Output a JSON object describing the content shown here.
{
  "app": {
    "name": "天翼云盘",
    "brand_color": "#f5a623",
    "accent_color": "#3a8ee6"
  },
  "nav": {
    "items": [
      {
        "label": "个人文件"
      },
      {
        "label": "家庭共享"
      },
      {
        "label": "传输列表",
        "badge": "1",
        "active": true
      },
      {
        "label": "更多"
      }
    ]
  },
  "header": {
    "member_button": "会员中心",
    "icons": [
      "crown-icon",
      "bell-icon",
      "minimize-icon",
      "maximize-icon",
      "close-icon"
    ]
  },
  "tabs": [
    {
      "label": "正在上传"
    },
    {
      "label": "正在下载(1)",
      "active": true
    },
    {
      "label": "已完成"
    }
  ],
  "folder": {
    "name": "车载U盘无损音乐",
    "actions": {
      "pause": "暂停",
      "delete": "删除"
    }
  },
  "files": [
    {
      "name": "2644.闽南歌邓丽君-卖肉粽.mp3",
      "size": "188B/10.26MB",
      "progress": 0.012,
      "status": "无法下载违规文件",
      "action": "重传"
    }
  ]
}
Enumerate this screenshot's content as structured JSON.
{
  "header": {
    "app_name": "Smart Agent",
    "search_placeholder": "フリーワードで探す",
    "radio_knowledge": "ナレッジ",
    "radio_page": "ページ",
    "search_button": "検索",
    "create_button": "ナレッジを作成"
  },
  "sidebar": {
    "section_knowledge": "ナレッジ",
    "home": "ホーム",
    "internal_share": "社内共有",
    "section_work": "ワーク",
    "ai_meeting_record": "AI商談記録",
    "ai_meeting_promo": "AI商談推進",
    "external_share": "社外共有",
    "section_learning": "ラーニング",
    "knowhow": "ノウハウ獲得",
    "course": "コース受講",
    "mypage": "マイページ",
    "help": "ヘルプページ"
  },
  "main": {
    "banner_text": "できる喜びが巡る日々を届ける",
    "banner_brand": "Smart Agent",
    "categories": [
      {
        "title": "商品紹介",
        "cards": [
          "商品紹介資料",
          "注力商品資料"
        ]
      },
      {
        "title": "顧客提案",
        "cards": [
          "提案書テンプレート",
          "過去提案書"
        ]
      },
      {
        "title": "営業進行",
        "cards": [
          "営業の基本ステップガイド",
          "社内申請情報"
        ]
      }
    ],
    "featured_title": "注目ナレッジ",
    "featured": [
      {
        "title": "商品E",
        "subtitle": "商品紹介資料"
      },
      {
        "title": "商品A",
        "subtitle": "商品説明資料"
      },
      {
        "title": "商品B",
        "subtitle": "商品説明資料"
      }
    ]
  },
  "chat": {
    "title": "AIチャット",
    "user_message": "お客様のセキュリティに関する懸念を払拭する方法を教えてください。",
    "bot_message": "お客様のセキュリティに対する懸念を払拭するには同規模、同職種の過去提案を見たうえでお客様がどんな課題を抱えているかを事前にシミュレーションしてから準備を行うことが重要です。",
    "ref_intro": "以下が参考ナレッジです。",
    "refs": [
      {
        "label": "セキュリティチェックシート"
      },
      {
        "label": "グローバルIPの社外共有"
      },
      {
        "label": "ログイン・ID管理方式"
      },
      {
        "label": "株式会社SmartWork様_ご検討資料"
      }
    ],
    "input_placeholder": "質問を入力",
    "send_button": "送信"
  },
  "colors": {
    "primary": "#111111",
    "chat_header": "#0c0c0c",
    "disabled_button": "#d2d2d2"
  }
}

++++++

*TASK REQUIREMENTS*.
Write out all the data again, exactly as it appears.

*OUTPUT*.
Output a JSON object describing the content shown here.
{
  "app": {
    "name": "天翼云盘",
    "brand_color": "#f5a623",
    "accent_color": "#3a8ee6"
  },
  "nav": {
    "items": [
      {
        "label": "个人文件"
      },
      {
        "label": "家庭共享"
      },
      {
        "label": "传输列表",
        "badge": "1",
        "active": true
      },
      {
        "label": "更多"
      }
    ]
  },
  "header": {
    "member_button": "会员中心",
    "icons": [
      "crown-icon",
      "bell-icon",
      "minimize-icon",
      "maximize-icon",
      "close-icon"
    ]
  },
  "tabs": [
    {
      "label": "正在上传"
    },
    {
      "label": "正在下载(1)",
      "active": true
    },
    {
      "label": "已完成"
    }
  ],
  "folder": {
    "name": "车载U盘无损音乐",
    "actions": {
      "pause": "暂停",
      "delete": "删除"
    }
  },
  "files": [
    {
      "name": "2644.闽南歌邓丽君-卖肉粽.mp3",
      "size": "188B/10.26MB",
      "progress": 0.012,
      "status": "无法下载违规文件",
      "action": "重传"
    }
  ]
}
Enumerate this screenshot's content as structured JSON.
{
  "header": {
    "app_name": "Smart Agent",
    "search_placeholder": "フリーワードで探す",
    "radio_knowledge": "ナレッジ",
    "radio_page": "ページ",
    "search_button": "検索",
    "create_button": "ナレッジを作成"
  },
  "sidebar": {
    "section_knowledge": "ナレッジ",
    "home": "ホーム",
    "internal_share": "社内共有",
    "section_work": "ワーク",
    "ai_meeting_record": "AI商談記録",
    "ai_meeting_promo": "AI商談推進",
    "external_share": "社外共有",
    "section_learning": "ラーニング",
    "knowhow": "ノウハウ獲得",
    "course": "コース受講",
    "mypage": "マイページ",
    "help": "ヘルプページ"
  },
  "main": {
    "banner_text": "できる喜びが巡る日々を届ける",
    "banner_brand": "Smart Agent",
    "categories": [
      {
        "title": "商品紹介",
        "cards": [
          "商品紹介資料",
          "注力商品資料"
        ]
      },
      {
        "title": "顧客提案",
        "cards": [
          "提案書テンプレート",
          "過去提案書"
        ]
      },
      {
        "title": "営業進行",
        "cards": [
          "営業の基本ステップガイド",
          "社内申請情報"
        ]
      }
    ],
    "featured_title": "注目ナレッジ",
    "featured": [
      {
        "title": "商品E",
        "subtitle": "商品紹介資料"
      },
      {
        "title": "商品A",
        "subtitle": "商品説明資料"
      },
      {
        "title": "商品B",
        "subtitle": "商品説明資料"
      }
    ]
  },
  "chat": {
    "title": "AIチャット",
    "user_message": "お客様のセキュリティに関する懸念を払拭する方法を教えてください。",
    "bot_message": "お客様のセキュリティに対する懸念を払拭するには同規模、同職種の過去提案を見たうえでお客様がどんな課題を抱えているかを事前にシミュレーションしてから準備を行うことが重要です。",
    "ref_intro": "以下が参考ナレッジです。",
    "refs": [
      {
        "label": "セキュリティチェックシート"
      },
      {
        "label": "グローバルIPの社外共有"
      },
      {
        "label": "ログイン・ID管理方式"
      },
      {
        "label": "株式会社SmartWork様_ご検討資料"
      }
    ],
    "input_placeholder": "質問を入力",
    "send_button": "送信"
  },
  "colors": {
    "primary": "#111111",
    "chat_header": "#0c0c0c",
    "disabled_button": "#d2d2d2"
  }
}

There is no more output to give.